• [作業指示]
一覧の先頭の行から始め、「kiosk-image xyxy=(337,130,475,218)」を含む行で終えて、その範囲の行(両端を含む)を「番号」と「行」の2列からなるMarkdownの表として表してください。空行は除いてください。

:: 掲載一覧

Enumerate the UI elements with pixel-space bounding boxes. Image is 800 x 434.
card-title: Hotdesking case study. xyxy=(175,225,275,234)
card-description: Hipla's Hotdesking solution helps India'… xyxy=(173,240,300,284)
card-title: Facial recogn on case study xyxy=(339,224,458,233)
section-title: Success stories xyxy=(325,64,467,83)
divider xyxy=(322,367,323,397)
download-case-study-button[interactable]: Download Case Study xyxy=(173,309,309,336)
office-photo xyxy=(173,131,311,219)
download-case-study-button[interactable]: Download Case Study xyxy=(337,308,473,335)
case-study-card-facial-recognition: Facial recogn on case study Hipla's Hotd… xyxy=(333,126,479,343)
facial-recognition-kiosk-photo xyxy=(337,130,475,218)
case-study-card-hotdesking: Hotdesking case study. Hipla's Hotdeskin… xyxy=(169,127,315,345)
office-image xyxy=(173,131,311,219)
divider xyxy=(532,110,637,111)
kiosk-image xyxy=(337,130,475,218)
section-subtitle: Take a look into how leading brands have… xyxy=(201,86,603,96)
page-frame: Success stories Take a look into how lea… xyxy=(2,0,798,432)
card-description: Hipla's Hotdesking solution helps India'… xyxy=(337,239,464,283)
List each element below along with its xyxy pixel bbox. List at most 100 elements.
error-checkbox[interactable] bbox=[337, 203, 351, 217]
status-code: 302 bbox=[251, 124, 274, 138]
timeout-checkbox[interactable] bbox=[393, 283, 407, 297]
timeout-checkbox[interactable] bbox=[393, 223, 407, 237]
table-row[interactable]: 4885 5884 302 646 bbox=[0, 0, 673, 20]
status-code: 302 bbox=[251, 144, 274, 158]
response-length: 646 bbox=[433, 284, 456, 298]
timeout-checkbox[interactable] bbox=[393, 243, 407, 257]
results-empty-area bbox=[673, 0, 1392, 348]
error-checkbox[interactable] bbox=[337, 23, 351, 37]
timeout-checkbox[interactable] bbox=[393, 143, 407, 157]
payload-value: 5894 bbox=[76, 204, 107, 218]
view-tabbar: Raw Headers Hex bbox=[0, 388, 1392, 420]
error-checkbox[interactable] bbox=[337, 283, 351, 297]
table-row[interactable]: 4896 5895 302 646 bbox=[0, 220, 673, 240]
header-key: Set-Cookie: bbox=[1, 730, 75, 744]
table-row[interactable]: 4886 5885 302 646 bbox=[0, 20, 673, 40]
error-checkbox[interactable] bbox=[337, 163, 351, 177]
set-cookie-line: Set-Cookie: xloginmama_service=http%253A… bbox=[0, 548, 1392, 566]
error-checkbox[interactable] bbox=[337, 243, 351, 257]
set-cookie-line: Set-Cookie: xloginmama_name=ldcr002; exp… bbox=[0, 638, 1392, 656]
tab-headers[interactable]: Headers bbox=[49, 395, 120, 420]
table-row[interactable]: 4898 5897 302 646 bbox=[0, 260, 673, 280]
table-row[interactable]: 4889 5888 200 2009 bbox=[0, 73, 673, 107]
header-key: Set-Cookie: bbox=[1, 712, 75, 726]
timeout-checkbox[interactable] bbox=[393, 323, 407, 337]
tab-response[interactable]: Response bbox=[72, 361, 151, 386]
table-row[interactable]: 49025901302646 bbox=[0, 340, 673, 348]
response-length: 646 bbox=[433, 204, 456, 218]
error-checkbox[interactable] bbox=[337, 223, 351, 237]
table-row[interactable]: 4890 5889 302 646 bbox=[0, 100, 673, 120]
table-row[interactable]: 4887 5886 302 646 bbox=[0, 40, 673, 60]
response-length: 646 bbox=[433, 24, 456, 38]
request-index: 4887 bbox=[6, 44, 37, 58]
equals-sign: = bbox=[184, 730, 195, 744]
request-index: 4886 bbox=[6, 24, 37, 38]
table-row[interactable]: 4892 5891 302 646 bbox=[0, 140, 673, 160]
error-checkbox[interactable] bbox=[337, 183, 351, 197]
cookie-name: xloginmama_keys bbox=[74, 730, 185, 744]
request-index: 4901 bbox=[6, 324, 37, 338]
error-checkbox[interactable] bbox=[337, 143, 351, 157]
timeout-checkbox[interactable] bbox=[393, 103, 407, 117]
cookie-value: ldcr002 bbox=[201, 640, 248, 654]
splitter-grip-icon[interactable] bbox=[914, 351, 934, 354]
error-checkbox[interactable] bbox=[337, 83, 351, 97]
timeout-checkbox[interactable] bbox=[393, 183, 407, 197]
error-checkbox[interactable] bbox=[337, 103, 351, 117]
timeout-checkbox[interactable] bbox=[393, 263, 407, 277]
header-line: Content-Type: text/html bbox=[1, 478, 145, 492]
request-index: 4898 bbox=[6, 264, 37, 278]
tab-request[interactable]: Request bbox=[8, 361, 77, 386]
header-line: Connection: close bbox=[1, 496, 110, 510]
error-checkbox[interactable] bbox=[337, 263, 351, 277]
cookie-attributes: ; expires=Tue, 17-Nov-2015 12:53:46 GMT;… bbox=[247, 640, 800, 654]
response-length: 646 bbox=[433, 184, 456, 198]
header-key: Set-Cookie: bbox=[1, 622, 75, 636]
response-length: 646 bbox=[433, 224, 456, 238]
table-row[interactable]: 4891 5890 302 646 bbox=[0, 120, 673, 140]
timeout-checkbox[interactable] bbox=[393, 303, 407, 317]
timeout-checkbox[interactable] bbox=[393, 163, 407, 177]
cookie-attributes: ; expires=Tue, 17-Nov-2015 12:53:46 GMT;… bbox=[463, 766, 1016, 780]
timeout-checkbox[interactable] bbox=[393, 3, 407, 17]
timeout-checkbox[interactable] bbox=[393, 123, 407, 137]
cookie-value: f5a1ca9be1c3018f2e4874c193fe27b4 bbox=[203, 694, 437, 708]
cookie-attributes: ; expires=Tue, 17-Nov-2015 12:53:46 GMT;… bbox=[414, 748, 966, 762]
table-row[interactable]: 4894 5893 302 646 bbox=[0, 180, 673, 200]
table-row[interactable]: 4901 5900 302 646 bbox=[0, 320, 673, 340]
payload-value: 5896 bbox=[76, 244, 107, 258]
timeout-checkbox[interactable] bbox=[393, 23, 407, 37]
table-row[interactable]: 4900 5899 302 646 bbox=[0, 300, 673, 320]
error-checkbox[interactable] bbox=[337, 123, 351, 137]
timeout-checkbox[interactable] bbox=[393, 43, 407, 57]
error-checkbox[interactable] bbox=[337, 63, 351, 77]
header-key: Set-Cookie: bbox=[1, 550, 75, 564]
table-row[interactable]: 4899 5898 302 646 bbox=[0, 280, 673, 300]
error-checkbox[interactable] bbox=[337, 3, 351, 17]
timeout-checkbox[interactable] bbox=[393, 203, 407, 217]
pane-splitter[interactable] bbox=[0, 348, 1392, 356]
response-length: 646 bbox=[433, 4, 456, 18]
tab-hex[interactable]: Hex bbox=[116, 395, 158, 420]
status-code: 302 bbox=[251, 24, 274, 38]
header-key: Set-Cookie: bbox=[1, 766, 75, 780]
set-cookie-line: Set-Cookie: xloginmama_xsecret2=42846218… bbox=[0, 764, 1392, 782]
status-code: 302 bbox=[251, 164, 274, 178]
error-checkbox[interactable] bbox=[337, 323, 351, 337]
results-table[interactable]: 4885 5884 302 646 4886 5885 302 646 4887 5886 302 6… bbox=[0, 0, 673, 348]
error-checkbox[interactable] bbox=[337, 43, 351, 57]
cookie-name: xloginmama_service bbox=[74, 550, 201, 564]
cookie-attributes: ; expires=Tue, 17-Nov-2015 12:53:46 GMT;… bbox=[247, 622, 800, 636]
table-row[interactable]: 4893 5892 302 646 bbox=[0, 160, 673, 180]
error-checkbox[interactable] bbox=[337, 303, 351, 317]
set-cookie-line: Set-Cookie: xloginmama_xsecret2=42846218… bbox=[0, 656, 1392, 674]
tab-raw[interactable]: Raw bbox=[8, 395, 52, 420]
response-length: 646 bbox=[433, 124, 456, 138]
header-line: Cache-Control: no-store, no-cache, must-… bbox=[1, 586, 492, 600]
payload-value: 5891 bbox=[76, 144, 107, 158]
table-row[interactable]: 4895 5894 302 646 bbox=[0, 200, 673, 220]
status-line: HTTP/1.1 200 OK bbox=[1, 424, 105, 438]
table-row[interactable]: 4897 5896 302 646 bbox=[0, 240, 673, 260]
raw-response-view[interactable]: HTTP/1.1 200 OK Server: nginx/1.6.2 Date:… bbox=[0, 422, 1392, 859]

::::

• [解答]
| 番号 | 行 |
|---|---|
| 1 | Enumerate the UI elements with pixel-space bounding boxes. Image is 800 x 434. |
| 2 | card-title: Hotdesking case study. xyxy=(175,225,275,234) |
| 3 | card-description: Hipla's Hotdesking solution helps India'… xyxy=(173,240,300,284) |
| 4 | card-title: Facial recogn on case study xyxy=(339,224,458,233) |
| 5 | section-title: Success stories xyxy=(325,64,467,83) |
| 6 | divider xyxy=(322,367,323,397) |
| 7 | download-case-study-button[interactable]: Download Case Study xyxy=(173,309,309,336) |
| 8 | office-photo xyxy=(173,131,311,219) |
| 9 | download-case-study-button[interactable]: Download Case Study xyxy=(337,308,473,335) |
| 10 | case-study-card-facial-recognition: Facial recogn on case study Hipla's Hotd… xyxy=(333,126,479,343) |
| 11 | facial-recognition-kiosk-photo xyxy=(337,130,475,218) |
| 12 | case-study-card-hotdesking: Hotdesking case study. Hipla's Hotdeskin… xyxy=(169,127,315,345) |
| 13 | office-image xyxy=(173,131,311,219) |
| 14 | divider xyxy=(532,110,637,111) |
| 15 | kiosk-image xyxy=(337,130,475,218) |